## EXERCISE GOAL:
Give back exactly the lines from the one holding "Extract the structured" to the bottom of the material, both included, and nothing more. No pictures.

(Source records)
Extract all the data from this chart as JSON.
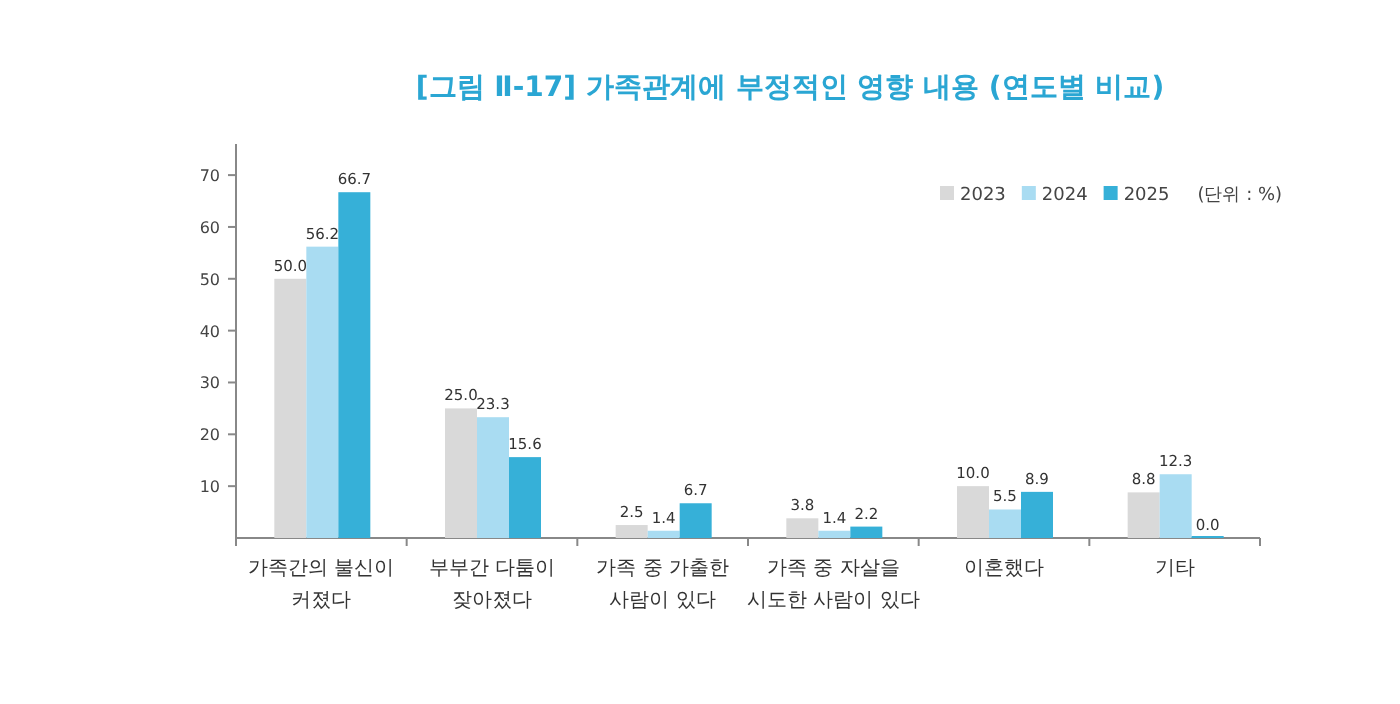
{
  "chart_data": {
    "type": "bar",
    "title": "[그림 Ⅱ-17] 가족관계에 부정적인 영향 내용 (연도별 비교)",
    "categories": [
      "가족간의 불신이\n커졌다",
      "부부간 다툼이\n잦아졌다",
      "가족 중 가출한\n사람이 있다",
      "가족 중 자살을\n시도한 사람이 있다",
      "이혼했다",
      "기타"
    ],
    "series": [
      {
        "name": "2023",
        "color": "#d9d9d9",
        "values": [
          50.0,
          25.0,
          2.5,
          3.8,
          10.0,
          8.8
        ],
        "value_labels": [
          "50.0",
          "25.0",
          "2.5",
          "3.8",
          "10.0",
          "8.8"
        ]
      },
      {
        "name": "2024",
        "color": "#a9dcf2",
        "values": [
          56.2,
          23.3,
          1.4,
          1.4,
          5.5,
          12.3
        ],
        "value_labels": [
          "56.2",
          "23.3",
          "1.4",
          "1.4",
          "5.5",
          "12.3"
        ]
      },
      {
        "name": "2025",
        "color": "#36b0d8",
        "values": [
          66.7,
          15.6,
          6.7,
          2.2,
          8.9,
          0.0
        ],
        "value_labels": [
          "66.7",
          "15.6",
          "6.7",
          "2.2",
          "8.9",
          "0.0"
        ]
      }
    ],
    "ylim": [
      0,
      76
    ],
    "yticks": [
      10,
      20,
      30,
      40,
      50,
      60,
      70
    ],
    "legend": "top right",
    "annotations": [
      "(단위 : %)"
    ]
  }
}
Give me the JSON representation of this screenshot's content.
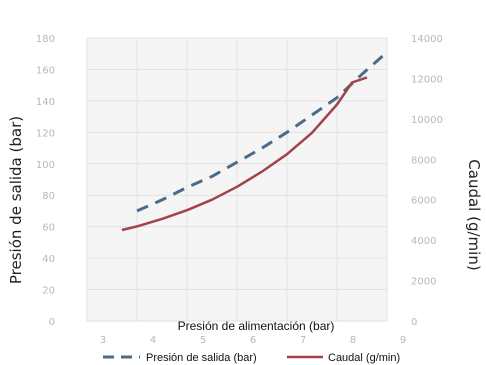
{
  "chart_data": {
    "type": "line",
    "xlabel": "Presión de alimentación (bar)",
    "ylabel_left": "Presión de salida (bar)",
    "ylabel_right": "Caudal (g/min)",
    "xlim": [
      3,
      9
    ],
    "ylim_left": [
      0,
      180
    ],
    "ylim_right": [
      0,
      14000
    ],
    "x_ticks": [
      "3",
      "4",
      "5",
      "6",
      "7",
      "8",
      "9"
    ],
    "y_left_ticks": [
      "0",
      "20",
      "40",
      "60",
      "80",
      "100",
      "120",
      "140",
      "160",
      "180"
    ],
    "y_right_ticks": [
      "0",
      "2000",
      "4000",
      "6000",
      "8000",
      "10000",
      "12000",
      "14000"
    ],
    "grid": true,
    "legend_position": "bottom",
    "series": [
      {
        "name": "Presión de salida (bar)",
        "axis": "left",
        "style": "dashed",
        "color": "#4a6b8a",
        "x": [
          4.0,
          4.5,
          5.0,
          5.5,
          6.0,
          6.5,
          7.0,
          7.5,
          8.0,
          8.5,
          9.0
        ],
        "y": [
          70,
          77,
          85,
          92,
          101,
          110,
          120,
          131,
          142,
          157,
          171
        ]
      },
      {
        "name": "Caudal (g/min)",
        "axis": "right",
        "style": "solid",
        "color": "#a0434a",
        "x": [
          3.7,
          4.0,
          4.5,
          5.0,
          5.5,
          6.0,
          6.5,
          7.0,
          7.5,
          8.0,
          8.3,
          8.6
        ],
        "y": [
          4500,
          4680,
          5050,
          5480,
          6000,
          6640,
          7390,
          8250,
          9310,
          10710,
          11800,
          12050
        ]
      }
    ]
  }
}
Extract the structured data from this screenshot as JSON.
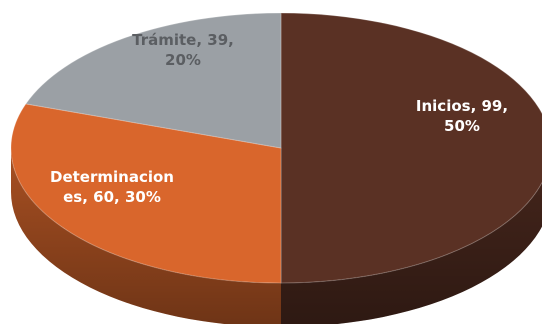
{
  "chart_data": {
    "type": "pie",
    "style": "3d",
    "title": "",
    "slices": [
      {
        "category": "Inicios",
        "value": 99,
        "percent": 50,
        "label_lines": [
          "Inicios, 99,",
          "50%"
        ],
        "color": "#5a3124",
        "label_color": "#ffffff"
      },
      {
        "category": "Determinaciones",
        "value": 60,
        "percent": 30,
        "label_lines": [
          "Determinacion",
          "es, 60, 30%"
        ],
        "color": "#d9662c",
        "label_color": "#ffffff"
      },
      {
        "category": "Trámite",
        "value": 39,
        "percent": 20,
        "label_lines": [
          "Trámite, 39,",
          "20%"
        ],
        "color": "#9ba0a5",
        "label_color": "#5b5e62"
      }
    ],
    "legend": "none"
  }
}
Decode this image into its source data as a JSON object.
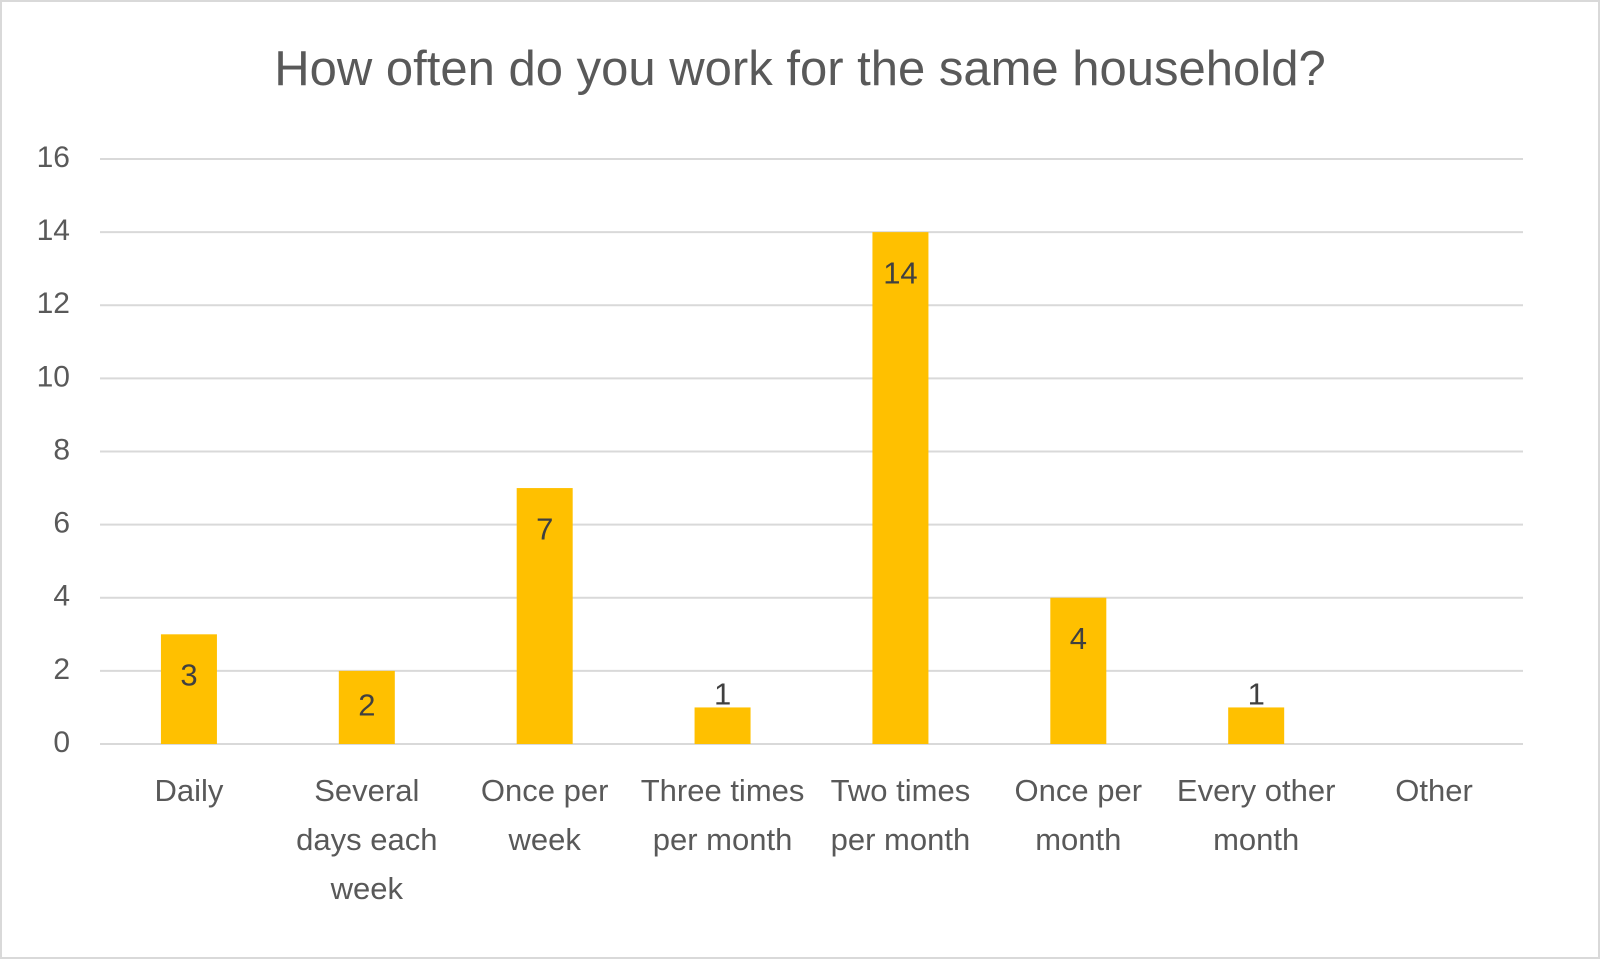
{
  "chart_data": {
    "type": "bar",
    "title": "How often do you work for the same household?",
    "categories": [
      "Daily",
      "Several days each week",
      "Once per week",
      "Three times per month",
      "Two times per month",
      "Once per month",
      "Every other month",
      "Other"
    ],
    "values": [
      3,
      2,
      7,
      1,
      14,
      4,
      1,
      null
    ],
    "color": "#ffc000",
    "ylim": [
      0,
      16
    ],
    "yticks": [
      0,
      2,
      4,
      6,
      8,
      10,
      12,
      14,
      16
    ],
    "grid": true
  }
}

## THE RESULT:
Extract the structured data from this screenshot as JSON.
{
  "chart_data": {
    "type": "pie",
    "style": "3d",
    "title": "",
    "slices": [
      {
        "category": "Inicios",
        "value": 99,
        "percent": 50,
        "label_lines": [
          "Inicios, 99,",
          "50%"
        ],
        "color": "#5a3124",
        "label_color": "#ffffff"
      },
      {
        "category": "Determinaciones",
        "value": 60,
        "percent": 30,
        "label_lines": [
          "Determinacion",
          "es, 60, 30%"
        ],
        "color": "#d9662c",
        "label_color": "#ffffff"
      },
      {
        "category": "Trámite",
        "value": 39,
        "percent": 20,
        "label_lines": [
          "Trámite, 39,",
          "20%"
        ],
        "color": "#9ba0a5",
        "label_color": "#5b5e62"
      }
    ],
    "legend": "none"
  }
}
Decode this image into its source data as a JSON object.
{
  "chart_data": {
    "type": "bar",
    "title": "How often do you work for the same household?",
    "categories": [
      "Daily",
      "Several days each week",
      "Once per week",
      "Three times per month",
      "Two times per month",
      "Once per month",
      "Every other month",
      "Other"
    ],
    "values": [
      3,
      2,
      7,
      1,
      14,
      4,
      1,
      null
    ],
    "color": "#ffc000",
    "ylim": [
      0,
      16
    ],
    "yticks": [
      0,
      2,
      4,
      6,
      8,
      10,
      12,
      14,
      16
    ],
    "grid": true
  }
}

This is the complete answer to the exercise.